- **Task prompt**
Of the lines in the entries below, state how many hold the word "métodos". Say nothing else.

* * * * * * * * *

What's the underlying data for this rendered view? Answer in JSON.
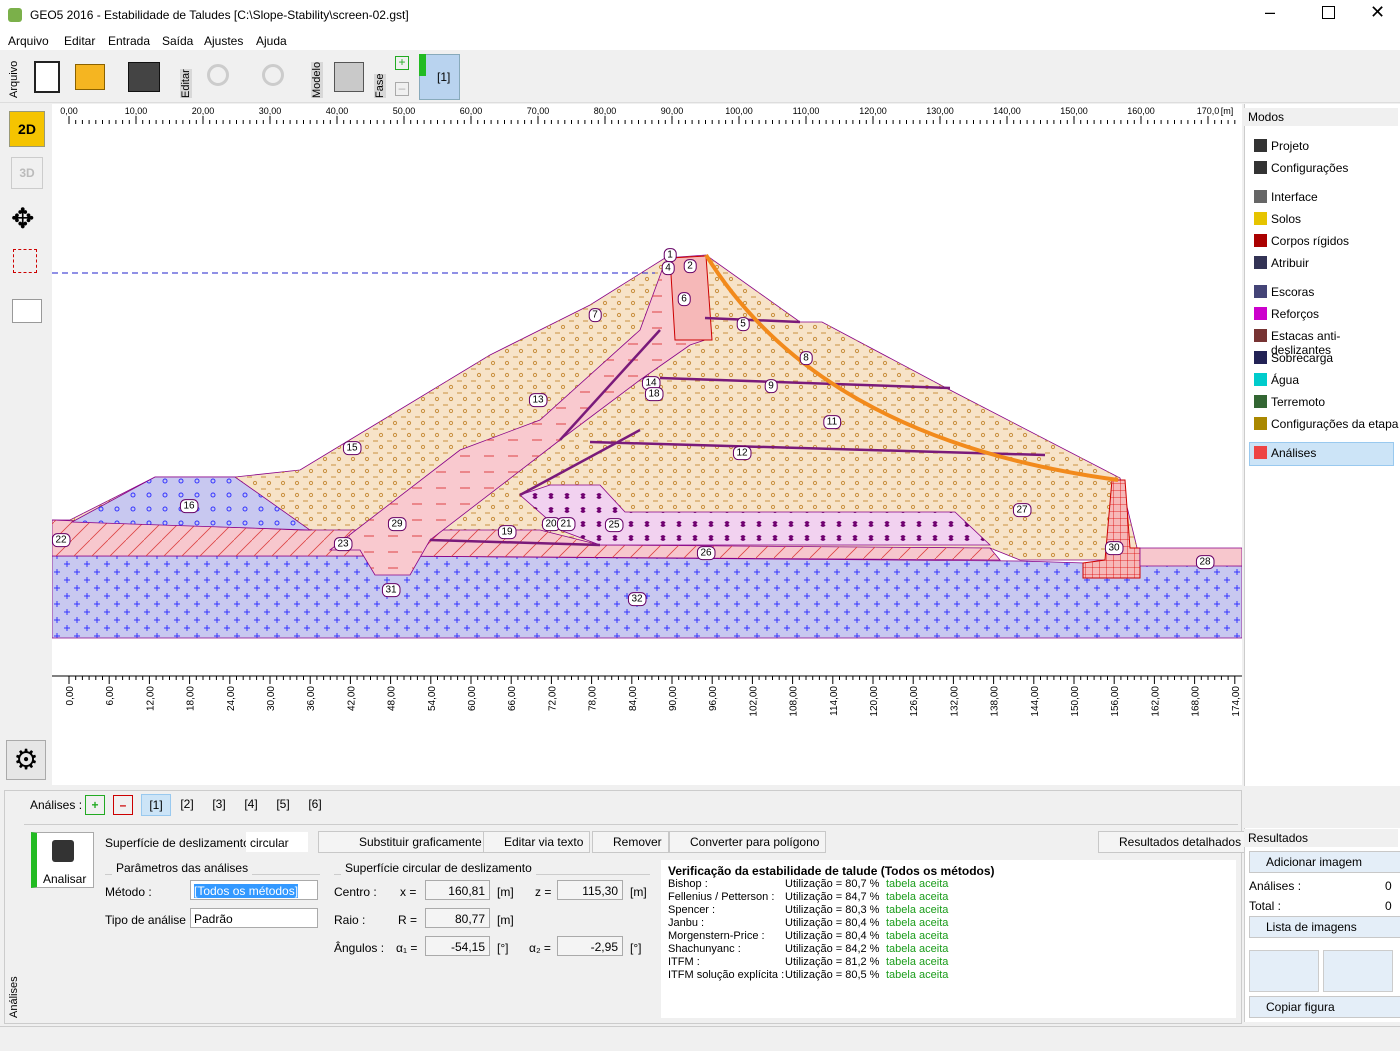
{
  "window": {
    "title": "GEO5 2016 - Estabilidade de Taludes [C:\\Slope-Stability\\screen-02.gst]",
    "menu": [
      "Arquivo",
      "Editar",
      "Entrada",
      "Saída",
      "Ajustes",
      "Ajuda"
    ]
  },
  "toolbar": {
    "groups": [
      "Arquivo",
      "Editar",
      "Modelo",
      "Fase"
    ],
    "phase": "[1]"
  },
  "view_tools": [
    "2D",
    "3D"
  ],
  "ruler_top": {
    "labels": [
      "0,00",
      "10,00",
      "20,00",
      "30,00",
      "40,00",
      "50,00",
      "60,00",
      "70,00",
      "80,00",
      "90,00",
      "100,00",
      "110,00",
      "120,00",
      "130,00",
      "140,00",
      "150,00",
      "160,00",
      "170,0"
    ],
    "unit": "[m]"
  },
  "ruler_bottom": {
    "labels": [
      "0,00",
      "6,00",
      "12,00",
      "18,00",
      "24,00",
      "30,00",
      "36,00",
      "42,00",
      "48,00",
      "54,00",
      "60,00",
      "66,00",
      "72,00",
      "78,00",
      "84,00",
      "90,00",
      "96,00",
      "102,00",
      "108,00",
      "114,00",
      "120,00",
      "126,00",
      "132,00",
      "138,00",
      "144,00",
      "150,00",
      "156,00",
      "162,00",
      "168,00",
      "174,00"
    ]
  },
  "canvas": {
    "region_labels": [
      "1",
      "2",
      "4",
      "6",
      "5",
      "7",
      "8",
      "9",
      "14",
      "18",
      "11",
      "12",
      "13",
      "15",
      "16",
      "19",
      "20",
      "21",
      "22",
      "23",
      "25",
      "26",
      "27",
      "28",
      "29",
      "30",
      "31",
      "32"
    ]
  },
  "modes": {
    "title": "Modos",
    "items": [
      "Projeto",
      "Configurações",
      "Interface",
      "Solos",
      "Corpos rígidos",
      "Atribuir",
      "Escoras",
      "Reforços",
      "Estacas anti-deslizantes",
      "Sobrecarga",
      "Água",
      "Terremoto",
      "Configurações da etapa",
      "Análises"
    ]
  },
  "analysis_panel": {
    "side_label": "Análises",
    "tabs_label": "Análises :",
    "tabs": [
      "[1]",
      "[2]",
      "[3]",
      "[4]",
      "[5]",
      "[6]"
    ],
    "run": "Analisar",
    "surface_label": "Superfície de deslizamento :",
    "surface_type": "circular",
    "buttons": [
      "Substituir graficamente",
      "Editar via texto",
      "Remover",
      "Converter para polígono",
      "Resultados detalhados"
    ],
    "params_title": "Parâmetros das análises",
    "method_label": "Método :",
    "method": "[Todos os métodos]",
    "analysis_type_label": "Tipo de análise :",
    "analysis_type": "Padrão",
    "circle_title": "Superfície circular de deslizamento",
    "center_label": "Centro :",
    "x_label": "x =",
    "x": "160,81",
    "z_label": "z =",
    "z": "115,30",
    "radius_label": "Raio :",
    "r_label": "R =",
    "r": "80,77",
    "angles_label": "Ângulos :",
    "a1_label": "α₁ =",
    "a1": "-54,15",
    "a2_label": "α₂ =",
    "a2": "-2,95",
    "unit_m": "[m]",
    "unit_deg": "[°]",
    "verification_title": "Verificação da estabilidade de talude (Todos os métodos)",
    "results": [
      [
        "Bishop :",
        "Utilização = 80,7 %",
        "tabela aceita"
      ],
      [
        "Fellenius / Petterson :",
        "Utilização = 84,7 %",
        "tabela aceita"
      ],
      [
        "Spencer :",
        "Utilização = 80,3 %",
        "tabela aceita"
      ],
      [
        "Janbu :",
        "Utilização = 80,4 %",
        "tabela aceita"
      ],
      [
        "Morgenstern-Price :",
        "Utilização = 80,4 %",
        "tabela aceita"
      ],
      [
        "Shachunyanc :",
        "Utilização = 84,2 %",
        "tabela aceita"
      ],
      [
        "ITFM :",
        "Utilização = 81,2 %",
        "tabela aceita"
      ],
      [
        "ITFM solução explícita :",
        "Utilização = 80,5 %",
        "tabela aceita"
      ]
    ]
  },
  "results_panel": {
    "title": "Resultados",
    "add_image": "Adicionar imagem",
    "analyses_label": "Análises :",
    "analyses": "0",
    "total_label": "Total :",
    "total": "0",
    "image_list": "Lista de imagens",
    "copy": "Copiar figura"
  }
}
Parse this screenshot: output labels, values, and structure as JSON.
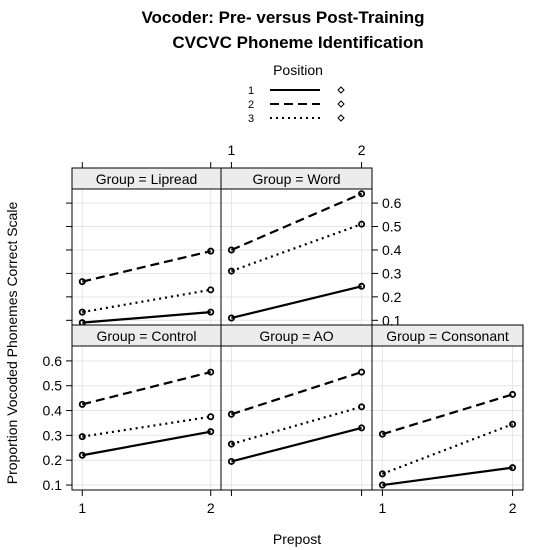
{
  "chart_data": {
    "type": "line",
    "title": [
      "Vocoder: Pre- versus Post-Training",
      "CVCVC Phoneme Identification"
    ],
    "xlabel": "Prepost",
    "ylabel": "Proportion Vocoded Phonemes Correct Scale",
    "x": [
      1,
      2
    ],
    "xticks": [
      "1",
      "2"
    ],
    "ylim": [
      0.08,
      0.66
    ],
    "yticks": [
      0.1,
      0.2,
      0.3,
      0.4,
      0.5,
      0.6
    ],
    "legend": {
      "title": "Position",
      "entries": [
        "1",
        "2",
        "3"
      ],
      "styles": [
        "solid",
        "dashed",
        "dotted"
      ],
      "placement": "top-center"
    },
    "panels": [
      {
        "label": "Group = Lipread",
        "series": [
          {
            "name": "1",
            "values": [
              0.09,
              0.135
            ]
          },
          {
            "name": "2",
            "values": [
              0.265,
              0.395
            ]
          },
          {
            "name": "3",
            "values": [
              0.135,
              0.23
            ]
          }
        ]
      },
      {
        "label": "Group = Word",
        "series": [
          {
            "name": "1",
            "values": [
              0.11,
              0.245
            ]
          },
          {
            "name": "2",
            "values": [
              0.4,
              0.64
            ]
          },
          {
            "name": "3",
            "values": [
              0.31,
              0.51
            ]
          }
        ]
      },
      {
        "label": "Group = Control",
        "series": [
          {
            "name": "1",
            "values": [
              0.22,
              0.315
            ]
          },
          {
            "name": "2",
            "values": [
              0.425,
              0.555
            ]
          },
          {
            "name": "3",
            "values": [
              0.295,
              0.375
            ]
          }
        ]
      },
      {
        "label": "Group = AO",
        "series": [
          {
            "name": "1",
            "values": [
              0.195,
              0.33
            ]
          },
          {
            "name": "2",
            "values": [
              0.385,
              0.555
            ]
          },
          {
            "name": "3",
            "values": [
              0.265,
              0.415
            ]
          }
        ]
      },
      {
        "label": "Group = Consonant",
        "series": [
          {
            "name": "1",
            "values": [
              0.1,
              0.17
            ]
          },
          {
            "name": "2",
            "values": [
              0.305,
              0.465
            ]
          },
          {
            "name": "3",
            "values": [
              0.145,
              0.345
            ]
          }
        ]
      }
    ]
  }
}
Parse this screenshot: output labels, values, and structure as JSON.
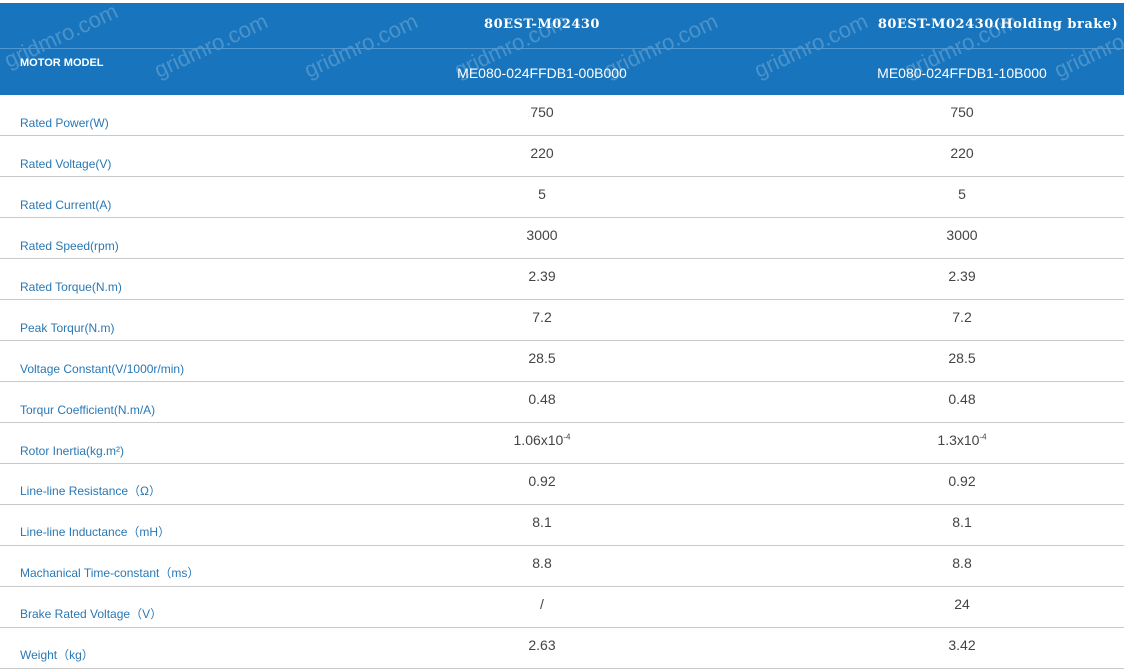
{
  "header": {
    "label": "MOTOR MODEL",
    "columns": [
      {
        "title": "80EST-M02430",
        "model": "ME080-024FFDB1-00B000"
      },
      {
        "title": "80EST-M02430(Holding brake)",
        "model": "ME080-024FFDB1-10B000"
      }
    ],
    "watermark": "gridmro.com",
    "color": "#1874bc"
  },
  "rows": [
    {
      "label": "Rated Power(W)",
      "v1": "750",
      "v2": "750"
    },
    {
      "label": "Rated Voltage(V)",
      "v1": "220",
      "v2": "220"
    },
    {
      "label": "Rated Current(A)",
      "v1": "5",
      "v2": "5"
    },
    {
      "label": "Rated Speed(rpm)",
      "v1": "3000",
      "v2": "3000"
    },
    {
      "label": "Rated Torque(N.m)",
      "v1": "2.39",
      "v2": "2.39"
    },
    {
      "label": "Peak Torqur(N.m)",
      "v1": "7.2",
      "v2": "7.2"
    },
    {
      "label": "Voltage Constant(V/1000r/min)",
      "v1": "28.5",
      "v2": "28.5"
    },
    {
      "label": "Torqur Coefficient(N.m/A)",
      "v1": "0.48",
      "v2": "0.48"
    },
    {
      "label": "Rotor Inertia(kg.m²)",
      "v1": "1.06x10",
      "v1_exp": "-4",
      "v2": "1.3x10",
      "v2_exp": "-4"
    },
    {
      "label": "Line-line Resistance（Ω）",
      "v1": "0.92",
      "v2": "0.92"
    },
    {
      "label": "Line-line Inductance（mH）",
      "v1": "8.1",
      "v2": "8.1"
    },
    {
      "label": "Machanical Time-constant（ms）",
      "v1": "8.8",
      "v2": "8.8"
    },
    {
      "label": "Brake Rated Voltage（V）",
      "v1": "/",
      "v2": "24"
    },
    {
      "label": "Weight（kg）",
      "v1": "2.63",
      "v2": "3.42"
    }
  ]
}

* * * * * * * * *

- **Response for this exercise**
2